• EXERCISE DETAILS: Work out how many lines hold the string "Найти". Give that number and nothing more.

• SUPPLIED DATA:
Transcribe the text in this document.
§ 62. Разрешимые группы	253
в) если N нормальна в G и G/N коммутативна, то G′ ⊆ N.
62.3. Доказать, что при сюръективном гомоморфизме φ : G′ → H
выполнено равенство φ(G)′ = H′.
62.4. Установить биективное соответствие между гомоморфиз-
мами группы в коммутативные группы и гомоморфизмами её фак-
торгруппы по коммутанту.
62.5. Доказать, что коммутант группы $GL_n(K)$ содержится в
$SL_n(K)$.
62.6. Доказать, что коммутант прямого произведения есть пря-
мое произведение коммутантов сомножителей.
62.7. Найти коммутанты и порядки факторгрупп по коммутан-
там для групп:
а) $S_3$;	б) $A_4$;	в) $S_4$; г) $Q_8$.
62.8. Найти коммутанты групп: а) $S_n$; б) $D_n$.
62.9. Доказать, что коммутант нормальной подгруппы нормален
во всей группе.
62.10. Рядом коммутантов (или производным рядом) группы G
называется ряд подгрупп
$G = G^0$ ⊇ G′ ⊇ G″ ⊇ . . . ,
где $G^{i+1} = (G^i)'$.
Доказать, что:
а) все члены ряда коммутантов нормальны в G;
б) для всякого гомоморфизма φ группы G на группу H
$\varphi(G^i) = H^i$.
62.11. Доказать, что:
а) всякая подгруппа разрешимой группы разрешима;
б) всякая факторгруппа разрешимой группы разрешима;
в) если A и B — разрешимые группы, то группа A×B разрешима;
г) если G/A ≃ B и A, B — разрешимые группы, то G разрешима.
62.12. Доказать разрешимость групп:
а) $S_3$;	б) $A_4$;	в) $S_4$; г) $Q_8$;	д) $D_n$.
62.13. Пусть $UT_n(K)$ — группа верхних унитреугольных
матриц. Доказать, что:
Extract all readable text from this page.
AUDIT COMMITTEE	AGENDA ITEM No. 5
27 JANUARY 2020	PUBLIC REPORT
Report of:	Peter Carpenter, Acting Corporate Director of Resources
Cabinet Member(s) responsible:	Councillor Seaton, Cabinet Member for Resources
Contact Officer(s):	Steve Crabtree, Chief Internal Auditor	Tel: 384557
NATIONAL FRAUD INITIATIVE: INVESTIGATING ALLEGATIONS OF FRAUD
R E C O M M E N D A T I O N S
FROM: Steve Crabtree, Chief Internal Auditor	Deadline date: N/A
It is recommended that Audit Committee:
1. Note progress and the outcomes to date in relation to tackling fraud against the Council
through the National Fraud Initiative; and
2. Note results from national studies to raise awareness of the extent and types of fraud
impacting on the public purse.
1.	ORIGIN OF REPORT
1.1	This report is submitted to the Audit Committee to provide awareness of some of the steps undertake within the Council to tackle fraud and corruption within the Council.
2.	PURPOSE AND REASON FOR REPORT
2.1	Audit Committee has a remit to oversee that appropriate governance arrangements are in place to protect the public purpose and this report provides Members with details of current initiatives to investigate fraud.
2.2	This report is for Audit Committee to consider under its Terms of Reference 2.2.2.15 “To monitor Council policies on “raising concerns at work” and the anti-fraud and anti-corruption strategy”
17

• FINISHED EXERCISE: 2